═══ Available data ═══
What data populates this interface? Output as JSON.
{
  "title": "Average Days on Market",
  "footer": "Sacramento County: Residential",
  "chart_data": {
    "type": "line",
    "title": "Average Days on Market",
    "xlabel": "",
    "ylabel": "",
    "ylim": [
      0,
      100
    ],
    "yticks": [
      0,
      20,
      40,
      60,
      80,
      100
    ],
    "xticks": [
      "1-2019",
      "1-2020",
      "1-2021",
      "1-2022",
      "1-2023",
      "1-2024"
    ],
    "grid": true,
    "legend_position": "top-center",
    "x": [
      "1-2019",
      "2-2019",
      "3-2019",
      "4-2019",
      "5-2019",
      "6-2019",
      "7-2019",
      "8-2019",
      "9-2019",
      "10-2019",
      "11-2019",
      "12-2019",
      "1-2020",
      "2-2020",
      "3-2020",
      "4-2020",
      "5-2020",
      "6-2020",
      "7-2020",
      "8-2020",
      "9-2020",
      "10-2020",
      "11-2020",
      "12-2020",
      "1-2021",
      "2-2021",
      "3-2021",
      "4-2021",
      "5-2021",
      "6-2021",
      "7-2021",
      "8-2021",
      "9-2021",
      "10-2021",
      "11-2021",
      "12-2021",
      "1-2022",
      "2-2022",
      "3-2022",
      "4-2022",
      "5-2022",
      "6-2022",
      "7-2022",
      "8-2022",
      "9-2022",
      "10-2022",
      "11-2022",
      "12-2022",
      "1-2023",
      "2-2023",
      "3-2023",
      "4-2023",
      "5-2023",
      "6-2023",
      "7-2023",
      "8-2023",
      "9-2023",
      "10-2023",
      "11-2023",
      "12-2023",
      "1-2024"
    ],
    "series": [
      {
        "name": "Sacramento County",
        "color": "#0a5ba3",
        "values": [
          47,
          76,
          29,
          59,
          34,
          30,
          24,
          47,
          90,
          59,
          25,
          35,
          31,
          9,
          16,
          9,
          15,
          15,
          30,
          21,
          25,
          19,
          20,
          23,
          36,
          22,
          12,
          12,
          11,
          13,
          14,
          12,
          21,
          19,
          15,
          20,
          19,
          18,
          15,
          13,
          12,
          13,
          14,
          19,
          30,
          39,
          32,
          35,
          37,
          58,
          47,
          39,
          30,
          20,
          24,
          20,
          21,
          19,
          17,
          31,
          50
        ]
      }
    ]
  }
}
═══
• _Your task_
Each record above must be given again exactly.

• _Answer to this problem_
What data populates this interface? Output as JSON.
{
  "title": "Average Days on Market",
  "footer": "Sacramento County: Residential",
  "chart_data": {
    "type": "line",
    "title": "Average Days on Market",
    "xlabel": "",
    "ylabel": "",
    "ylim": [
      0,
      100
    ],
    "yticks": [
      0,
      20,
      40,
      60,
      80,
      100
    ],
    "xticks": [
      "1-2019",
      "1-2020",
      "1-2021",
      "1-2022",
      "1-2023",
      "1-2024"
    ],
    "grid": true,
    "legend_position": "top-center",
    "x": [
      "1-2019",
      "2-2019",
      "3-2019",
      "4-2019",
      "5-2019",
      "6-2019",
      "7-2019",
      "8-2019",
      "9-2019",
      "10-2019",
      "11-2019",
      "12-2019",
      "1-2020",
      "2-2020",
      "3-2020",
      "4-2020",
      "5-2020",
      "6-2020",
      "7-2020",
      "8-2020",
      "9-2020",
      "10-2020",
      "11-2020",
      "12-2020",
      "1-2021",
      "2-2021",
      "3-2021",
      "4-2021",
      "5-2021",
      "6-2021",
      "7-2021",
      "8-2021",
      "9-2021",
      "10-2021",
      "11-2021",
      "12-2021",
      "1-2022",
      "2-2022",
      "3-2022",
      "4-2022",
      "5-2022",
      "6-2022",
      "7-2022",
      "8-2022",
      "9-2022",
      "10-2022",
      "11-2022",
      "12-2022",
      "1-2023",
      "2-2023",
      "3-2023",
      "4-2023",
      "5-2023",
      "6-2023",
      "7-2023",
      "8-2023",
      "9-2023",
      "10-2023",
      "11-2023",
      "12-2023",
      "1-2024"
    ],
    "series": [
      {
        "name": "Sacramento County",
        "color": "#0a5ba3",
        "values": [
          47,
          76,
          29,
          59,
          34,
          30,
          24,
          47,
          90,
          59,
          25,
          35,
          31,
          9,
          16,
          9,
          15,
          15,
          30,
          21,
          25,
          19,
          20,
          23,
          36,
          22,
          12,
          12,
          11,
          13,
          14,
          12,
          21,
          19,
          15,
          20,
          19,
          18,
          15,
          13,
          12,
          13,
          14,
          19,
          30,
          39,
          32,
          35,
          37,
          58,
          47,
          39,
          30,
          20,
          24,
          20,
          21,
          19,
          17,
          31,
          50
        ]
      }
    ]
  }
}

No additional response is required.